■ Source data

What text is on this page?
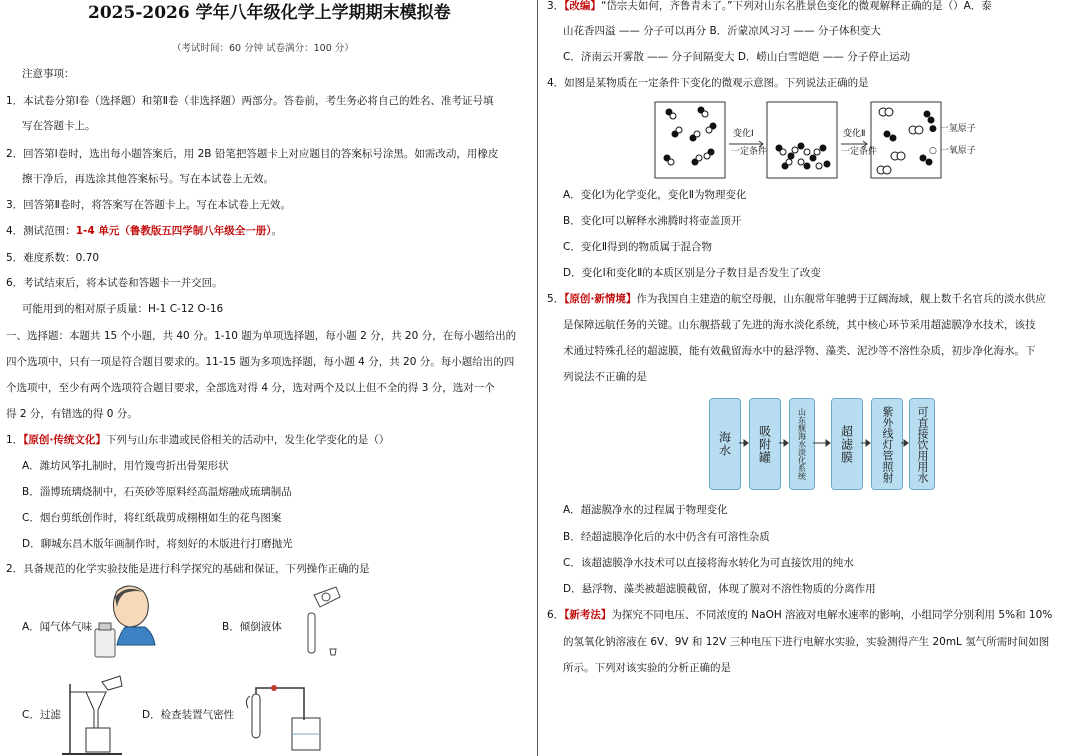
2025-2026 学年八年级化学上学期期末模拟卷
（考试时间：60 分钟 试卷满分：100 分）
注意事项：
1．本试卷分第Ⅰ卷（选择题）和第Ⅱ卷（非选择题）两部分。答卷前，考生务必将自己的姓名、准考证号填
写在答题卡上。
2．回答第Ⅰ卷时，选出每小题答案后，用 2B 铅笔把答题卡上对应题目的答案标号涂黑。如需改动，用橡皮
擦干净后，再选涂其他答案标号。写在本试卷上无效。
3．回答第Ⅱ卷时，将答案写在答题卡上。写在本试卷上无效。
4．测试范围：1-4 单元（鲁教版五四学制八年级全一册）。
5．难度系数：0.70
6．考试结束后，将本试卷和答题卡一并交回。
可能用到的相对原子质量：H-1 C-12 O-16
一、选择题：本题共 15 个小题，共 40 分。1-10 题为单项选择题，每小题 2 分，共 20 分，在每小题给出的
四个选项中，只有一项是符合题目要求的。11-15 题为多项选择题，每小题 4 分，共 20 分。每小题给出的四
个选项中，至少有两个选项符合题目要求，全部选对得 4 分，选对两个及以上但不全的得 3 分，选对一个
得 2 分，有错选的得 0 分。
1．【原创·传统文化】下列与山东非遗或民俗相关的活动中，发生化学变化的是（）
A．潍坊风筝扎制时，用竹篾弯折出骨架形状
B．淄博琉璃烧制中，石英砂等原料经高温熔融成琉璃制品
C．烟台剪纸创作时，将红纸裁剪成栩栩如生的花鸟图案
D．聊城东昌木版年画制作时，将刻好的木版进行打磨抛光
2．具备规范的化学实验技能是进行科学探究的基础和保证，下列操作正确的是
A．闻气体气味	B．倾倒液体
C．过滤	D．检查装置气密性
3．【改编】“岱宗夫如何，齐鲁青未了。”下列对山东名胜景色变化的微观解释正确的是（）A．泰
山花香四溢 —— 分子可以再分 B．沂蒙凉风习习 —— 分子体积变大
C．济南云开雾散 —— 分子间隔变大 D．崂山白雪皑皑 —— 分子停止运动
4．如图是某物质在一定条件下变化的微观示意图。下列说法正确的是
变化Ⅰ
一定条件
变化Ⅱ
一定条件
● 一氢原子
○ 一氧原子
A．变化Ⅰ为化学变化，变化Ⅱ为物理变化
B．变化Ⅰ可以解释水沸腾时将壶盖顶开
C．变化Ⅱ得到的物质属于混合物
D．变化Ⅰ和变化Ⅱ的本质区别是分子数目是否发生了改变
5．【原创·新情境】作为我国自主建造的航空母舰，山东舰常年驰骋于辽阔海域，舰上数千名官兵的淡水供应
是保障远航任务的关键。山东舰搭载了先进的海水淡化系统，其中核心环节采用超滤膜净水技术，该技
术通过特殊孔径的超滤膜，能有效截留海水中的悬浮物、藻类、泥沙等不溶性杂质，初步净化海水。下
列说法不正确的是
海水	吸附罐	山东舰海水淡化系统	超滤膜	紫外线灯管照射	可直接饮用用水
A．超滤膜净水的过程属于物理变化
B．经超滤膜净化后的水中仍含有可溶性杂质
C．该超滤膜净水技术可以直接将海水转化为可直接饮用的纯水
D．悬浮物、藻类被超滤膜截留，体现了膜对不溶性物质的分离作用
6．【新考法】为探究不同电压、不同浓度的 NaOH 溶液对电解水速率的影响，小组同学分别利用 5%和 10%
的氢氧化钠溶液在 6V、9V 和 12V 三种电压下进行电解水实验，实验测得产生 20mL 氢气所需时间如图
所示。下列对该实验的分析正确的是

■ Task to carry out
Nothing in the entries should change as you copy them, except that the pictures are left out.

■ Result of the exercise
What text is on this page?
2025-2026 学年八年级化学上学期期末模拟卷
（考试时间：60 分钟 试卷满分：100 分）
注意事项：
1．本试卷分第Ⅰ卷（选择题）和第Ⅱ卷（非选择题）两部分。答卷前，考生务必将自己的姓名、准考证号填
写在答题卡上。
2．回答第Ⅰ卷时，选出每小题答案后，用 2B 铅笔把答题卡上对应题目的答案标号涂黑。如需改动，用橡皮
擦干净后，再选涂其他答案标号。写在本试卷上无效。
3．回答第Ⅱ卷时，将答案写在答题卡上。写在本试卷上无效。
4．测试范围：1-4 单元（鲁教版五四学制八年级全一册）。
5．难度系数：0.70
6．考试结束后，将本试卷和答题卡一并交回。
可能用到的相对原子质量：H-1 C-12 O-16
一、选择题：本题共 15 个小题，共 40 分。1-10 题为单项选择题，每小题 2 分，共 20 分，在每小题给出的
四个选项中，只有一项是符合题目要求的。11-15 题为多项选择题，每小题 4 分，共 20 分。每小题给出的四
个选项中，至少有两个选项符合题目要求，全部选对得 4 分，选对两个及以上但不全的得 3 分，选对一个
得 2 分，有错选的得 0 分。
1．【原创·传统文化】下列与山东非遗或民俗相关的活动中，发生化学变化的是（）
A．潍坊风筝扎制时，用竹篾弯折出骨架形状
B．淄博琉璃烧制中，石英砂等原料经高温熔融成琉璃制品
C．烟台剪纸创作时，将红纸裁剪成栩栩如生的花鸟图案
D．聊城东昌木版年画制作时，将刻好的木版进行打磨抛光
2．具备规范的化学实验技能是进行科学探究的基础和保证，下列操作正确的是
A．闻气体气味	B．倾倒液体
C．过滤	D．检查装置气密性
3．【改编】“岱宗夫如何，齐鲁青未了。”下列对山东名胜景色变化的微观解释正确的是（）A．泰
山花香四溢 —— 分子可以再分 B．沂蒙凉风习习 —— 分子体积变大
C．济南云开雾散 —— 分子间隔变大 D．崂山白雪皑皑 —— 分子停止运动
4．如图是某物质在一定条件下变化的微观示意图。下列说法正确的是
变化Ⅰ
一定条件
变化Ⅱ
一定条件
● 一氢原子
○ 一氧原子
A．变化Ⅰ为化学变化，变化Ⅱ为物理变化
B．变化Ⅰ可以解释水沸腾时将壶盖顶开
C．变化Ⅱ得到的物质属于混合物
D．变化Ⅰ和变化Ⅱ的本质区别是分子数目是否发生了改变
5．【原创·新情境】作为我国自主建造的航空母舰，山东舰常年驰骋于辽阔海域，舰上数千名官兵的淡水供应
是保障远航任务的关键。山东舰搭载了先进的海水淡化系统，其中核心环节采用超滤膜净水技术，该技
术通过特殊孔径的超滤膜，能有效截留海水中的悬浮物、藻类、泥沙等不溶性杂质，初步净化海水。下
列说法不正确的是
海水	吸附罐	山东舰海水淡化系统	超滤膜	紫外线灯管照射	可直接饮用用水
A．超滤膜净水的过程属于物理变化
B．经超滤膜净化后的水中仍含有可溶性杂质
C．该超滤膜净水技术可以直接将海水转化为可直接饮用的纯水
D．悬浮物、藻类被超滤膜截留，体现了膜对不溶性物质的分离作用
6．【新考法】为探究不同电压、不同浓度的 NaOH 溶液对电解水速率的影响，小组同学分别利用 5%和 10%
的氢氧化钠溶液在 6V、9V 和 12V 三种电压下进行电解水实验，实验测得产生 20mL 氢气所需时间如图
所示。下列对该实验的分析正确的是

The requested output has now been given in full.